- **Prompt**:
Below is the data. Give it again, complete and exact.

Dataset entries on figures:
******
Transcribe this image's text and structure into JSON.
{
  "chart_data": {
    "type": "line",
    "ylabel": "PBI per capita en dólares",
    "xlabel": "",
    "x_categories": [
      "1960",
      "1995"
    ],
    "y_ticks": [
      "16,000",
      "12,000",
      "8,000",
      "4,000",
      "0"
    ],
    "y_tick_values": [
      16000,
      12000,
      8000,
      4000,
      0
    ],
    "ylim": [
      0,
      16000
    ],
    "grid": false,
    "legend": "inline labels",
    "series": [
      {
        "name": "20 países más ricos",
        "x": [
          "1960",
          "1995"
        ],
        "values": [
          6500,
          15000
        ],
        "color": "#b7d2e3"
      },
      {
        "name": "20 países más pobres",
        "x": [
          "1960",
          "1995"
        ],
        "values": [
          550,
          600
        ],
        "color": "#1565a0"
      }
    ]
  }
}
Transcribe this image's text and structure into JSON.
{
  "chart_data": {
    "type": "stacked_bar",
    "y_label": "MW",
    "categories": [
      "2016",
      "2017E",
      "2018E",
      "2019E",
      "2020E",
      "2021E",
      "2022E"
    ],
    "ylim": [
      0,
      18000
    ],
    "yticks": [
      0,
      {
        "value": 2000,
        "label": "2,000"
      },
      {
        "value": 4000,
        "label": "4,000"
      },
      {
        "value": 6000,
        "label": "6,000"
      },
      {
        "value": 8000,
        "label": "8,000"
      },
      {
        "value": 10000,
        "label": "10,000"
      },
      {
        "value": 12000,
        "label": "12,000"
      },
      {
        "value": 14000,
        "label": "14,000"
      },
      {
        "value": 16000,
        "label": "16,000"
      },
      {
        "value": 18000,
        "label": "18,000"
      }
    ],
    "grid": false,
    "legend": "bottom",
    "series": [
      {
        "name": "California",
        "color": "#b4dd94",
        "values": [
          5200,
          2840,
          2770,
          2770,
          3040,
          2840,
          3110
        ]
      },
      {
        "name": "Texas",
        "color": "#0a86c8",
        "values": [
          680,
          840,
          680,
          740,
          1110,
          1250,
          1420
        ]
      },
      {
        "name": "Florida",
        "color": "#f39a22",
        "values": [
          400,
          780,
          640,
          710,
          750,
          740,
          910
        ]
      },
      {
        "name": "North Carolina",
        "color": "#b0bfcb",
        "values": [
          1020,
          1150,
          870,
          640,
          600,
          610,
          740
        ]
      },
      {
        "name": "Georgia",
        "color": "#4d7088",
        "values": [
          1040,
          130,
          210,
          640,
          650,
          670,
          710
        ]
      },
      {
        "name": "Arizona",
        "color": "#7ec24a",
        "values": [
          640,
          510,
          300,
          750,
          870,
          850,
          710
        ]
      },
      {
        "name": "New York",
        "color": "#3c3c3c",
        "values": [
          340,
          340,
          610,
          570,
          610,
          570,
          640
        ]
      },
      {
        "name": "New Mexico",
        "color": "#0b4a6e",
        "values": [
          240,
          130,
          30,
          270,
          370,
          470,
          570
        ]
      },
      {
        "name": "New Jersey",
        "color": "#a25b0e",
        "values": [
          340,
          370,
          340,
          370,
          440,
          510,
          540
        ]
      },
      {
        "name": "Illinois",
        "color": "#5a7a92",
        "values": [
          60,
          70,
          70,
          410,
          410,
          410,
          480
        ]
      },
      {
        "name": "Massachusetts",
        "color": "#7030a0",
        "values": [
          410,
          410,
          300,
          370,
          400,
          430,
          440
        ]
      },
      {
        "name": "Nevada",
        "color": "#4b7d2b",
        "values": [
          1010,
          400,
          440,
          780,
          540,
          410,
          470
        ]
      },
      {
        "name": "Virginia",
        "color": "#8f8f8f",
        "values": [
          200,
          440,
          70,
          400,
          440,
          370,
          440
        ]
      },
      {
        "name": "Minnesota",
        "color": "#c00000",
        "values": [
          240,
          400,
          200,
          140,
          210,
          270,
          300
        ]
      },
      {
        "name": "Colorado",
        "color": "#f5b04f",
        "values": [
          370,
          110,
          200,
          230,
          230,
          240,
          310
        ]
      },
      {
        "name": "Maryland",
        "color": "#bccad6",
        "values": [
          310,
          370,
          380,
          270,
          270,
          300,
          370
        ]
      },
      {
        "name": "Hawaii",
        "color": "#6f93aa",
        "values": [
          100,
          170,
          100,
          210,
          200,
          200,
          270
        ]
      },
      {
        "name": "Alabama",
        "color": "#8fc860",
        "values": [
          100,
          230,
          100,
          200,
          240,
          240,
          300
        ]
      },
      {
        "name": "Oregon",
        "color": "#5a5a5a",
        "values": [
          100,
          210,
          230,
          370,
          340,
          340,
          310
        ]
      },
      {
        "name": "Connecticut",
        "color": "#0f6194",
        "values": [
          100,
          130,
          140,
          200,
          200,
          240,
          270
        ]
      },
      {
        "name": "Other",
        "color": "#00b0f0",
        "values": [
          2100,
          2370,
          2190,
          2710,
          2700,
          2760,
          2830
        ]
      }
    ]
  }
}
******
- **Task result**:
Transcribe this image's text and structure into JSON.
{
  "chart_data": {
    "type": "line",
    "ylabel": "PBI per capita en dólares",
    "xlabel": "",
    "x_categories": [
      "1960",
      "1995"
    ],
    "y_ticks": [
      "16,000",
      "12,000",
      "8,000",
      "4,000",
      "0"
    ],
    "y_tick_values": [
      16000,
      12000,
      8000,
      4000,
      0
    ],
    "ylim": [
      0,
      16000
    ],
    "grid": false,
    "legend": "inline labels",
    "series": [
      {
        "name": "20 países más ricos",
        "x": [
          "1960",
          "1995"
        ],
        "values": [
          6500,
          15000
        ],
        "color": "#b7d2e3"
      },
      {
        "name": "20 países más pobres",
        "x": [
          "1960",
          "1995"
        ],
        "values": [
          550,
          600
        ],
        "color": "#1565a0"
      }
    ]
  }
}
Transcribe this image's text and structure into JSON.
{
  "chart_data": {
    "type": "stacked_bar",
    "y_label": "MW",
    "categories": [
      "2016",
      "2017E",
      "2018E",
      "2019E",
      "2020E",
      "2021E",
      "2022E"
    ],
    "ylim": [
      0,
      18000
    ],
    "yticks": [
      0,
      {
        "value": 2000,
        "label": "2,000"
      },
      {
        "value": 4000,
        "label": "4,000"
      },
      {
        "value": 6000,
        "label": "6,000"
      },
      {
        "value": 8000,
        "label": "8,000"
      },
      {
        "value": 10000,
        "label": "10,000"
      },
      {
        "value": 12000,
        "label": "12,000"
      },
      {
        "value": 14000,
        "label": "14,000"
      },
      {
        "value": 16000,
        "label": "16,000"
      },
      {
        "value": 18000,
        "label": "18,000"
      }
    ],
    "grid": false,
    "legend": "bottom",
    "series": [
      {
        "name": "California",
        "color": "#b4dd94",
        "values": [
          5200,
          2840,
          2770,
          2770,
          3040,
          2840,
          3110
        ]
      },
      {
        "name": "Texas",
        "color": "#0a86c8",
        "values": [
          680,
          840,
          680,
          740,
          1110,
          1250,
          1420
        ]
      },
      {
        "name": "Florida",
        "color": "#f39a22",
        "values": [
          400,
          780,
          640,
          710,
          750,
          740,
          910
        ]
      },
      {
        "name": "North Carolina",
        "color": "#b0bfcb",
        "values": [
          1020,
          1150,
          870,
          640,
          600,
          610,
          740
        ]
      },
      {
        "name": "Georgia",
        "color": "#4d7088",
        "values": [
          1040,
          130,
          210,
          640,
          650,
          670,
          710
        ]
      },
      {
        "name": "Arizona",
        "color": "#7ec24a",
        "values": [
          640,
          510,
          300,
          750,
          870,
          850,
          710
        ]
      },
      {
        "name": "New York",
        "color": "#3c3c3c",
        "values": [
          340,
          340,
          610,
          570,
          610,
          570,
          640
        ]
      },
      {
        "name": "New Mexico",
        "color": "#0b4a6e",
        "values": [
          240,
          130,
          30,
          270,
          370,
          470,
          570
        ]
      },
      {
        "name": "New Jersey",
        "color": "#a25b0e",
        "values": [
          340,
          370,
          340,
          370,
          440,
          510,
          540
        ]
      },
      {
        "name": "Illinois",
        "color": "#5a7a92",
        "values": [
          60,
          70,
          70,
          410,
          410,
          410,
          480
        ]
      },
      {
        "name": "Massachusetts",
        "color": "#7030a0",
        "values": [
          410,
          410,
          300,
          370,
          400,
          430,
          440
        ]
      },
      {
        "name": "Nevada",
        "color": "#4b7d2b",
        "values": [
          1010,
          400,
          440,
          780,
          540,
          410,
          470
        ]
      },
      {
        "name": "Virginia",
        "color": "#8f8f8f",
        "values": [
          200,
          440,
          70,
          400,
          440,
          370,
          440
        ]
      },
      {
        "name": "Minnesota",
        "color": "#c00000",
        "values": [
          240,
          400,
          200,
          140,
          210,
          270,
          300
        ]
      },
      {
        "name": "Colorado",
        "color": "#f5b04f",
        "values": [
          370,
          110,
          200,
          230,
          230,
          240,
          310
        ]
      },
      {
        "name": "Maryland",
        "color": "#bccad6",
        "values": [
          310,
          370,
          380,
          270,
          270,
          300,
          370
        ]
      },
      {
        "name": "Hawaii",
        "color": "#6f93aa",
        "values": [
          100,
          170,
          100,
          210,
          200,
          200,
          270
        ]
      },
      {
        "name": "Alabama",
        "color": "#8fc860",
        "values": [
          100,
          230,
          100,
          200,
          240,
          240,
          300
        ]
      },
      {
        "name": "Oregon",
        "color": "#5a5a5a",
        "values": [
          100,
          210,
          230,
          370,
          340,
          340,
          310
        ]
      },
      {
        "name": "Connecticut",
        "color": "#0f6194",
        "values": [
          100,
          130,
          140,
          200,
          200,
          240,
          270
        ]
      },
      {
        "name": "Other",
        "color": "#00b0f0",
        "values": [
          2100,
          2370,
          2190,
          2710,
          2700,
          2760,
          2830
        ]
      }
    ]
  }
}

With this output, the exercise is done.